# Goal of the exercise
Quote the entries word for word. Omit the pictures.

# Listing
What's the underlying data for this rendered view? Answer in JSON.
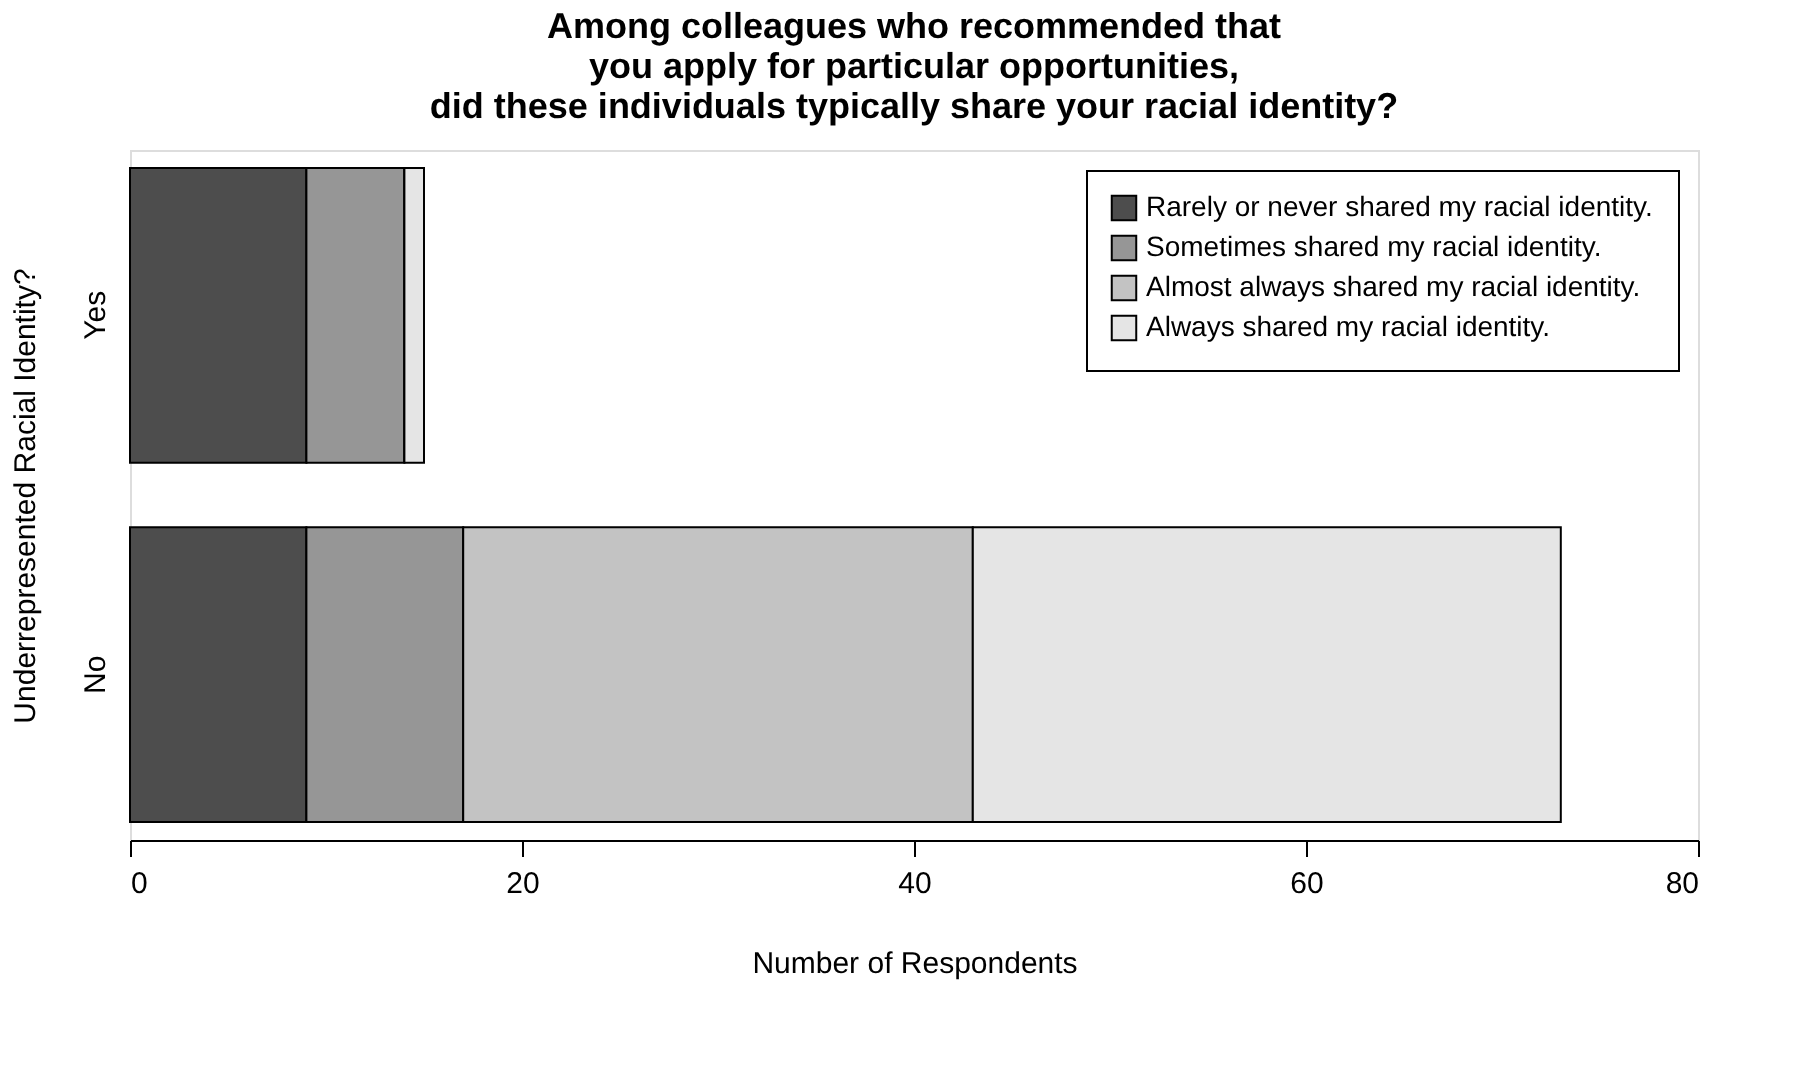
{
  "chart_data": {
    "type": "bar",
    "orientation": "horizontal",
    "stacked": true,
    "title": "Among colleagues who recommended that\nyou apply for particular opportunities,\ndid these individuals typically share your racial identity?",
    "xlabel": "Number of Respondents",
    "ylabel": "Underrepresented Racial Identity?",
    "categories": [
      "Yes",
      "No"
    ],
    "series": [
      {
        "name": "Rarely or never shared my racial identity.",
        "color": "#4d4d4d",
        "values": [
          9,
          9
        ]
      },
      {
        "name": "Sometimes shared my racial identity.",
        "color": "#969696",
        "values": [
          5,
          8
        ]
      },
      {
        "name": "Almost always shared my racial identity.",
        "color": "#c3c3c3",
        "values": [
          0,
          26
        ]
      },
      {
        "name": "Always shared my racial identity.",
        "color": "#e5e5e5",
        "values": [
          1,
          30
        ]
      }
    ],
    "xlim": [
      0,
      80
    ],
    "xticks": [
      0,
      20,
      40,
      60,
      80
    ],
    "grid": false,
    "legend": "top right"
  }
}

# The answer
What's the underlying data for this rendered view? Answer in JSON.
{
  "chart_data": {
    "type": "bar",
    "orientation": "horizontal",
    "stacked": true,
    "title": "Among colleagues who recommended that\nyou apply for particular opportunities,\ndid these individuals typically share your racial identity?",
    "xlabel": "Number of Respondents",
    "ylabel": "Underrepresented Racial Identity?",
    "categories": [
      "Yes",
      "No"
    ],
    "series": [
      {
        "name": "Rarely or never shared my racial identity.",
        "color": "#4d4d4d",
        "values": [
          9,
          9
        ]
      },
      {
        "name": "Sometimes shared my racial identity.",
        "color": "#969696",
        "values": [
          5,
          8
        ]
      },
      {
        "name": "Almost always shared my racial identity.",
        "color": "#c3c3c3",
        "values": [
          0,
          26
        ]
      },
      {
        "name": "Always shared my racial identity.",
        "color": "#e5e5e5",
        "values": [
          1,
          30
        ]
      }
    ],
    "xlim": [
      0,
      80
    ],
    "xticks": [
      0,
      20,
      40,
      60,
      80
    ],
    "grid": false,
    "legend": "top right"
  }
}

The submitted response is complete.